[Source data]
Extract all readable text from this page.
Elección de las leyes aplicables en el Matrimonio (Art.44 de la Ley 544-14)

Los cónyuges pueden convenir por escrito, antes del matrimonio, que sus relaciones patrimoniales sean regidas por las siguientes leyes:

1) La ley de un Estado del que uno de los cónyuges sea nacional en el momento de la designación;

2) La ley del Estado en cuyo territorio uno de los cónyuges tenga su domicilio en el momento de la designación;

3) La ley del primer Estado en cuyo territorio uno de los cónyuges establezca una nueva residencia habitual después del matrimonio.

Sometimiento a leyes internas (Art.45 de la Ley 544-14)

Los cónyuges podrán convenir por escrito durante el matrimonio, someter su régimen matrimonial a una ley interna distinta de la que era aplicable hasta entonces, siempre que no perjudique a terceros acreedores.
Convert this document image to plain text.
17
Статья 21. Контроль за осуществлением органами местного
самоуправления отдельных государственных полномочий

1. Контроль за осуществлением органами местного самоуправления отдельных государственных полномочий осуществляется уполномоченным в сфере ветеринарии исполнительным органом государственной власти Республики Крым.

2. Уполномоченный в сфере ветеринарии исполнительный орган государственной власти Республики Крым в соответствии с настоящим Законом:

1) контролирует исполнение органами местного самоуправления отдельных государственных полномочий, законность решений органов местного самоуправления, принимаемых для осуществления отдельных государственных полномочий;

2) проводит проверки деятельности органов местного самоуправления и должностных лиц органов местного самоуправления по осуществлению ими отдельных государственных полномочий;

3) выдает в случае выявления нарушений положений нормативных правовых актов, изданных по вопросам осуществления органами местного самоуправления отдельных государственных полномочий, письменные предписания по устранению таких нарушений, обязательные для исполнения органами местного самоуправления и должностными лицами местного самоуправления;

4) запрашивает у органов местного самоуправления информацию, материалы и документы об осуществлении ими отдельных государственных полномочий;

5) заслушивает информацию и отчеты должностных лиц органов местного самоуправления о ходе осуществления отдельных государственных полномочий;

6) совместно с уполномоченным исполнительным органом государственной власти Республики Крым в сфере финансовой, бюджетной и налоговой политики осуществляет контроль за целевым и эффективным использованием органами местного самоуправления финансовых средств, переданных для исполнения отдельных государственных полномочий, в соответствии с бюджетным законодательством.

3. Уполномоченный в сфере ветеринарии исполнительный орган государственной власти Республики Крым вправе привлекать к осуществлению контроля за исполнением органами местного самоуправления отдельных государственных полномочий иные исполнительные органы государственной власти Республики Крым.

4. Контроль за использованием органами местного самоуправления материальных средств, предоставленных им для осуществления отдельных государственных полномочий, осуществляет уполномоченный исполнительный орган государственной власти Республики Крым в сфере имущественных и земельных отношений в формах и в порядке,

*AIM*:
Go back to the listing above and please repeat it exactly.

*RESULT OF THE TASK*:
Extract all readable text from this page.
Elección de las leyes aplicables en el Matrimonio (Art.44 de la Ley 544-14)

Los cónyuges pueden convenir por escrito, antes del matrimonio, que sus relaciones patrimoniales sean regidas por las siguientes leyes:

1) La ley de un Estado del que uno de los cónyuges sea nacional en el momento de la designación;

2) La ley del Estado en cuyo territorio uno de los cónyuges tenga su domicilio en el momento de la designación;

3) La ley del primer Estado en cuyo territorio uno de los cónyuges establezca una nueva residencia habitual después del matrimonio.

Sometimiento a leyes internas (Art.45 de la Ley 544-14)

Los cónyuges podrán convenir por escrito durante el matrimonio, someter su régimen matrimonial a una ley interna distinta de la que era aplicable hasta entonces, siempre que no perjudique a terceros acreedores.
Convert this document image to plain text.
17
Статья 21. Контроль за осуществлением органами местного
самоуправления отдельных государственных полномочий

1. Контроль за осуществлением органами местного самоуправления отдельных государственных полномочий осуществляется уполномоченным в сфере ветеринарии исполнительным органом государственной власти Республики Крым.

2. Уполномоченный в сфере ветеринарии исполнительный орган государственной власти Республики Крым в соответствии с настоящим Законом:

1) контролирует исполнение органами местного самоуправления отдельных государственных полномочий, законность решений органов местного самоуправления, принимаемых для осуществления отдельных государственных полномочий;

2) проводит проверки деятельности органов местного самоуправления и должностных лиц органов местного самоуправления по осуществлению ими отдельных государственных полномочий;

3) выдает в случае выявления нарушений положений нормативных правовых актов, изданных по вопросам осуществления органами местного самоуправления отдельных государственных полномочий, письменные предписания по устранению таких нарушений, обязательные для исполнения органами местного самоуправления и должностными лицами местного самоуправления;

4) запрашивает у органов местного самоуправления информацию, материалы и документы об осуществлении ими отдельных государственных полномочий;

5) заслушивает информацию и отчеты должностных лиц органов местного самоуправления о ходе осуществления отдельных государственных полномочий;

6) совместно с уполномоченным исполнительным органом государственной власти Республики Крым в сфере финансовой, бюджетной и налоговой политики осуществляет контроль за целевым и эффективным использованием органами местного самоуправления финансовых средств, переданных для исполнения отдельных государственных полномочий, в соответствии с бюджетным законодательством.

3. Уполномоченный в сфере ветеринарии исполнительный орган государственной власти Республики Крым вправе привлекать к осуществлению контроля за исполнением органами местного самоуправления отдельных государственных полномочий иные исполнительные органы государственной власти Республики Крым.

4. Контроль за использованием органами местного самоуправления материальных средств, предоставленных им для осуществления отдельных государственных полномочий, осуществляет уполномоченный исполнительный орган государственной власти Республики Крым в сфере имущественных и земельных отношений в формах и в порядке,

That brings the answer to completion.